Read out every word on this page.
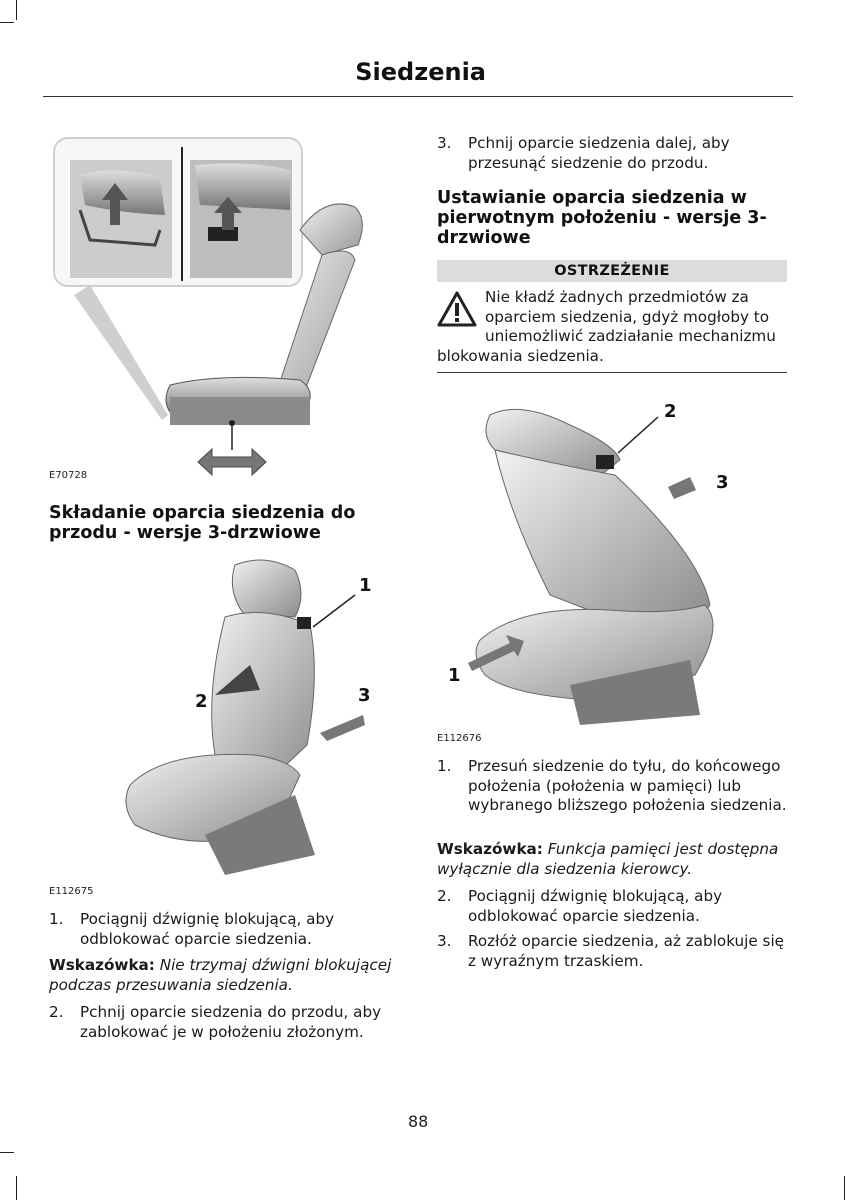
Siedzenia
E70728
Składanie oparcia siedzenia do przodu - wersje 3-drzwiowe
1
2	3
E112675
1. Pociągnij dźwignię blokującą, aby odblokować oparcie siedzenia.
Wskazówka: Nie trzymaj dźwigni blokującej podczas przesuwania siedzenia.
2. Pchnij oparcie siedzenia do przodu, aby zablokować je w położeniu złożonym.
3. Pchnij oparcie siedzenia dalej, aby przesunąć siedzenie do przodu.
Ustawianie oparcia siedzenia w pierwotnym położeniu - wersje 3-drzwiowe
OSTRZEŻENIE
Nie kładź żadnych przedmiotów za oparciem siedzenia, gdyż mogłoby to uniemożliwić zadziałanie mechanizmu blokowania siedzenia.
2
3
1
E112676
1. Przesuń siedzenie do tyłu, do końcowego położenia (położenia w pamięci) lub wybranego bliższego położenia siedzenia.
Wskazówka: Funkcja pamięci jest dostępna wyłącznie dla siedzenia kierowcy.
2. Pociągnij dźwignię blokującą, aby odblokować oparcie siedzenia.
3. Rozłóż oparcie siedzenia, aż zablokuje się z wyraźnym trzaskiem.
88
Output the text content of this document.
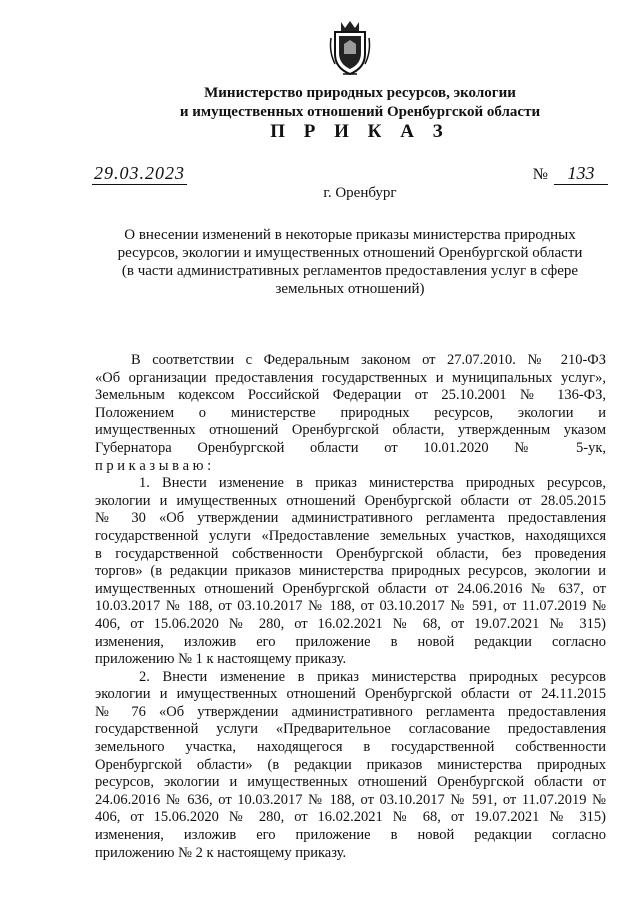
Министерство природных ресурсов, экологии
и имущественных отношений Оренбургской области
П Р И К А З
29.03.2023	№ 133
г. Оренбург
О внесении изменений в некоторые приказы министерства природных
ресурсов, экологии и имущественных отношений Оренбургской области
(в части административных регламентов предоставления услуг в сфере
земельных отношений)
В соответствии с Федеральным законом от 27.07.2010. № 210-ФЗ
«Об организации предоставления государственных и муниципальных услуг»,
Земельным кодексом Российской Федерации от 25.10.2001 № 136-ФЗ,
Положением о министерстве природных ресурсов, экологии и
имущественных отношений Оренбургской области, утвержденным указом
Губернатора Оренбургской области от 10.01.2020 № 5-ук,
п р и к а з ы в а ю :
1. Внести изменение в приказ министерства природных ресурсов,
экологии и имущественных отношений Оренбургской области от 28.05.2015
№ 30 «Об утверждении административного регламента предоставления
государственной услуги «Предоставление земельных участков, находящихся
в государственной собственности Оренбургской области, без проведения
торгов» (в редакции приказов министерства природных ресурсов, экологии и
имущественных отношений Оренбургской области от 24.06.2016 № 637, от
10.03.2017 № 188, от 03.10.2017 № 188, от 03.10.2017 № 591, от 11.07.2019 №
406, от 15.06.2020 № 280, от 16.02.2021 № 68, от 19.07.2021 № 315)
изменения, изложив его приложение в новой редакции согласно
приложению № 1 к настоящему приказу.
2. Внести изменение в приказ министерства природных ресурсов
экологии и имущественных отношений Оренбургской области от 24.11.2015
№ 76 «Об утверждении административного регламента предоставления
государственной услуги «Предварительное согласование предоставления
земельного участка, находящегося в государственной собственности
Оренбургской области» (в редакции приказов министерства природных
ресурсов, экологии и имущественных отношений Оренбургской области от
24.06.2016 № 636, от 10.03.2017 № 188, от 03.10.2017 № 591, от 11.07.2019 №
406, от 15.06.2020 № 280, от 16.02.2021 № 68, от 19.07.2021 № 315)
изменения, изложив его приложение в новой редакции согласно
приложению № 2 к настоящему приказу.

### Aim
Extract the full listing above verbatim; pictures are to be left out of the copy.

### Complete response
Read out every word on this page.
Siedzenia
E70728
Składanie oparcia siedzenia do przodu - wersje 3-drzwiowe
1
2	3
E112675
1. Pociągnij dźwignię blokującą, aby odblokować oparcie siedzenia.
Wskazówka: Nie trzymaj dźwigni blokującej podczas przesuwania siedzenia.
2. Pchnij oparcie siedzenia do przodu, aby zablokować je w położeniu złożonym.
3. Pchnij oparcie siedzenia dalej, aby przesunąć siedzenie do przodu.
Ustawianie oparcia siedzenia w pierwotnym położeniu - wersje 3-drzwiowe
OSTRZEŻENIE
Nie kładź żadnych przedmiotów za oparciem siedzenia, gdyż mogłoby to uniemożliwić zadziałanie mechanizmu blokowania siedzenia.
2
3
1
E112676
1. Przesuń siedzenie do tyłu, do końcowego położenia (położenia w pamięci) lub wybranego bliższego położenia siedzenia.
Wskazówka: Funkcja pamięci jest dostępna wyłącznie dla siedzenia kierowcy.
2. Pociągnij dźwignię blokującą, aby odblokować oparcie siedzenia.
3. Rozłóż oparcie siedzenia, aż zablokuje się z wyraźnym trzaskiem.
88
Output the text content of this document.
Министерство природных ресурсов, экологии
и имущественных отношений Оренбургской области
П Р И К А З
29.03.2023	№ 133
г. Оренбург
О внесении изменений в некоторые приказы министерства природных
ресурсов, экологии и имущественных отношений Оренбургской области
(в части административных регламентов предоставления услуг в сфере
земельных отношений)
В соответствии с Федеральным законом от 27.07.2010. № 210-ФЗ
«Об организации предоставления государственных и муниципальных услуг»,
Земельным кодексом Российской Федерации от 25.10.2001 № 136-ФЗ,
Положением о министерстве природных ресурсов, экологии и
имущественных отношений Оренбургской области, утвержденным указом
Губернатора Оренбургской области от 10.01.2020 № 5-ук,
п р и к а з ы в а ю :
1. Внести изменение в приказ министерства природных ресурсов,
экологии и имущественных отношений Оренбургской области от 28.05.2015
№ 30 «Об утверждении административного регламента предоставления
государственной услуги «Предоставление земельных участков, находящихся
в государственной собственности Оренбургской области, без проведения
торгов» (в редакции приказов министерства природных ресурсов, экологии и
имущественных отношений Оренбургской области от 24.06.2016 № 637, от
10.03.2017 № 188, от 03.10.2017 № 188, от 03.10.2017 № 591, от 11.07.2019 №
406, от 15.06.2020 № 280, от 16.02.2021 № 68, от 19.07.2021 № 315)
изменения, изложив его приложение в новой редакции согласно
приложению № 1 к настоящему приказу.
2. Внести изменение в приказ министерства природных ресурсов
экологии и имущественных отношений Оренбургской области от 24.11.2015
№ 76 «Об утверждении административного регламента предоставления
государственной услуги «Предварительное согласование предоставления
земельного участка, находящегося в государственной собственности
Оренбургской области» (в редакции приказов министерства природных
ресурсов, экологии и имущественных отношений Оренбургской области от
24.06.2016 № 636, от 10.03.2017 № 188, от 03.10.2017 № 591, от 11.07.2019 №
406, от 15.06.2020 № 280, от 16.02.2021 № 68, от 19.07.2021 № 315)
изменения, изложив его приложение в новой редакции согласно
приложению № 2 к настоящему приказу.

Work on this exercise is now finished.